### Task goal
Copy the data word for word, from its first line through the line that contains "chrome-menu-button[interactable]: [2429, 14, 2463, 48]", including both of those lines.

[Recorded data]
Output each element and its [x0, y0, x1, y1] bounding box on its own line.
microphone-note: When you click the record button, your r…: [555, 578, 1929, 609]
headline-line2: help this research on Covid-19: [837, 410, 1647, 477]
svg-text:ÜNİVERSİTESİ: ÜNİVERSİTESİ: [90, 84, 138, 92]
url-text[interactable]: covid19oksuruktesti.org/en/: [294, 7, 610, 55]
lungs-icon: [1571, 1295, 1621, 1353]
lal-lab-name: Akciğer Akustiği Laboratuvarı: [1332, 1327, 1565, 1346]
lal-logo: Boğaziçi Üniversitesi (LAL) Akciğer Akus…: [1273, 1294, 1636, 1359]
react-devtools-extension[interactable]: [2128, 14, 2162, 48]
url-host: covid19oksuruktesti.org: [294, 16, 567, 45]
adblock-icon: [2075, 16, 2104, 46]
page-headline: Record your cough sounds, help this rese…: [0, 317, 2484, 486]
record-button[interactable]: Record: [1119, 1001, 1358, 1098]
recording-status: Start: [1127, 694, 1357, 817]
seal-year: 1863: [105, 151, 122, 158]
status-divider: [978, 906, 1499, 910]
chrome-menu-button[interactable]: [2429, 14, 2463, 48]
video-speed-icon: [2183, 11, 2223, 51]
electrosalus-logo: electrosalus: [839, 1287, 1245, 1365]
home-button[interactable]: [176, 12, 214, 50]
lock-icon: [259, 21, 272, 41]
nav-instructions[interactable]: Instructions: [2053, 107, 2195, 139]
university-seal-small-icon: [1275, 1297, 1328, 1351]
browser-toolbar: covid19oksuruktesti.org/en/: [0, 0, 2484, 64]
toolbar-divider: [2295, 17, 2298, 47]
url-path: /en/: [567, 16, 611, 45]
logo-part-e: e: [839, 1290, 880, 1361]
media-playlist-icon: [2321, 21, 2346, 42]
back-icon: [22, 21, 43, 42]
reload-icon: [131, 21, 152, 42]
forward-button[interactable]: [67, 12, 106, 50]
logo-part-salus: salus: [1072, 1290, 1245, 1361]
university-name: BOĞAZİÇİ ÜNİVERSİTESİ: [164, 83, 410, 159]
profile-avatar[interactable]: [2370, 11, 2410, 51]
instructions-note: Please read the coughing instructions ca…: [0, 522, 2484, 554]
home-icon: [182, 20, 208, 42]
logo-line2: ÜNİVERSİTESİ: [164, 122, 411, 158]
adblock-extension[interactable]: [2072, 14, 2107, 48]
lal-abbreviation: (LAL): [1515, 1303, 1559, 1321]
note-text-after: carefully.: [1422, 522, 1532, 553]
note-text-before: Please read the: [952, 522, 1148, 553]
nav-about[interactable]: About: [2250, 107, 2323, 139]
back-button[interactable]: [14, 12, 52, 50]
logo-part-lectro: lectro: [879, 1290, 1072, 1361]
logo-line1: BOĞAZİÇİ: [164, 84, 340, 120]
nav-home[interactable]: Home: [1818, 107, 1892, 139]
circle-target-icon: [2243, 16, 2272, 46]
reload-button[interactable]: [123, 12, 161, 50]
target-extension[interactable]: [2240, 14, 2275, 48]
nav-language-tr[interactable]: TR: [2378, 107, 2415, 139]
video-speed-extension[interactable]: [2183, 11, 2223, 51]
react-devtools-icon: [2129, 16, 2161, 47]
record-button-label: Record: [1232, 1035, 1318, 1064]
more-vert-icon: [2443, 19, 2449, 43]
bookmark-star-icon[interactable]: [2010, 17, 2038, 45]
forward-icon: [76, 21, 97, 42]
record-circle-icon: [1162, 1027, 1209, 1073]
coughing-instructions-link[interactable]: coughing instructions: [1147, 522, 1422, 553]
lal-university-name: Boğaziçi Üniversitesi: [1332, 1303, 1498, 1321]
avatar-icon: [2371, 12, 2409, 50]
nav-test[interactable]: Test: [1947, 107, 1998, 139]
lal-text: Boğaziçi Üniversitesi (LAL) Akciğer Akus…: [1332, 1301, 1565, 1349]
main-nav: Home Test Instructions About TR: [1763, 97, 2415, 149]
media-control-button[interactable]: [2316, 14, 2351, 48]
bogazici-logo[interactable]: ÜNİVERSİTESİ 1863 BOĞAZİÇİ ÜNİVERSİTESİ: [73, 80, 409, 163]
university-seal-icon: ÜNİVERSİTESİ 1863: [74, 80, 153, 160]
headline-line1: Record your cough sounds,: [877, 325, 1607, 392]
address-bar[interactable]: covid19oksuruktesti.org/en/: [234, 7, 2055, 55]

### Finished answer
Output each element and its [x0, y0, x1, y1] bounding box on its own line.
microphone-note: When you click the record button, your r…: [555, 578, 1929, 609]
headline-line2: help this research on Covid-19: [837, 410, 1647, 477]
svg-text:ÜNİVERSİTESİ: ÜNİVERSİTESİ: [90, 84, 138, 92]
url-text[interactable]: covid19oksuruktesti.org/en/: [294, 7, 610, 55]
lungs-icon: [1571, 1295, 1621, 1353]
lal-lab-name: Akciğer Akustiği Laboratuvarı: [1332, 1327, 1565, 1346]
lal-logo: Boğaziçi Üniversitesi (LAL) Akciğer Akus…: [1273, 1294, 1636, 1359]
react-devtools-extension[interactable]: [2128, 14, 2162, 48]
url-host: covid19oksuruktesti.org: [294, 16, 567, 45]
adblock-icon: [2075, 16, 2104, 46]
page-headline: Record your cough sounds, help this rese…: [0, 317, 2484, 486]
record-button[interactable]: Record: [1119, 1001, 1358, 1098]
recording-status: Start: [1127, 694, 1357, 817]
seal-year: 1863: [105, 151, 122, 158]
status-divider: [978, 906, 1499, 910]
chrome-menu-button[interactable]: [2429, 14, 2463, 48]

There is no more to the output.